## Task directions:
Across the entries below, please work out how many lines contain the string "text" and give only the number.

## Source information:
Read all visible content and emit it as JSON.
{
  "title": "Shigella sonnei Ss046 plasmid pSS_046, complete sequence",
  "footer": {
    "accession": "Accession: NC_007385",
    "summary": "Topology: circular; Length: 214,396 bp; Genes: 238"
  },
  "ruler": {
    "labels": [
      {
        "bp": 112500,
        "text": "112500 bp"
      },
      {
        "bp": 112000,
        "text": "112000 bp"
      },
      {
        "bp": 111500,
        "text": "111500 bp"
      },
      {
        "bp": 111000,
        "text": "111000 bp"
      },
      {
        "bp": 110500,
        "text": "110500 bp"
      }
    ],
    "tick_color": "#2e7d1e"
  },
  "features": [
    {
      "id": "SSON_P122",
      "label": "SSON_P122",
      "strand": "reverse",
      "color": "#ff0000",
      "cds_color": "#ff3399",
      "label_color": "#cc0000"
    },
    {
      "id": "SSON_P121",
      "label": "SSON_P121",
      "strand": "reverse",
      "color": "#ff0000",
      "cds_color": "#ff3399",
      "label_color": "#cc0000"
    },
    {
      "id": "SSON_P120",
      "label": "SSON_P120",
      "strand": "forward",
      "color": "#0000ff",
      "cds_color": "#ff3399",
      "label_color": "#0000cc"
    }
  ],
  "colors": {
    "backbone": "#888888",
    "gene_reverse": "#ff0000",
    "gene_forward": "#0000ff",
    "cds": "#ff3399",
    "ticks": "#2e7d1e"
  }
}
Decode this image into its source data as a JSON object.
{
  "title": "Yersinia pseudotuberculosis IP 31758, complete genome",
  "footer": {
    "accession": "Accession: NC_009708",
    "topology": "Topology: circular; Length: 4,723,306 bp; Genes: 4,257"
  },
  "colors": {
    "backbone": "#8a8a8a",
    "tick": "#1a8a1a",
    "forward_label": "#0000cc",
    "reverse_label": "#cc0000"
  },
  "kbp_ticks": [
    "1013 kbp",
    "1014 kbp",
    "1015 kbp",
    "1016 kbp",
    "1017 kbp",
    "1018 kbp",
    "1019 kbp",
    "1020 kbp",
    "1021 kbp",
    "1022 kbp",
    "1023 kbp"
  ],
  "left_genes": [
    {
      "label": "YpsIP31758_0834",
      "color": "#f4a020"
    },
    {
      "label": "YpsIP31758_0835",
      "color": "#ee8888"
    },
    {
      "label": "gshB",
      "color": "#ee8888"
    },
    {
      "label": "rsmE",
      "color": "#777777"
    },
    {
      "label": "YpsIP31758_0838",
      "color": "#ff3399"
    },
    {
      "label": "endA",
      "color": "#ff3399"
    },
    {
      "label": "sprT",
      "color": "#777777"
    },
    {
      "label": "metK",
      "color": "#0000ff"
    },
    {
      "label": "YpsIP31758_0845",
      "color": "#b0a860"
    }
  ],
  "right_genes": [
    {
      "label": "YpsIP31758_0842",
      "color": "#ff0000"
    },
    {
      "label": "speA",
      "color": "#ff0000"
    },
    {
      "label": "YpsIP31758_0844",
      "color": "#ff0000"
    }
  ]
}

## Written reply:
5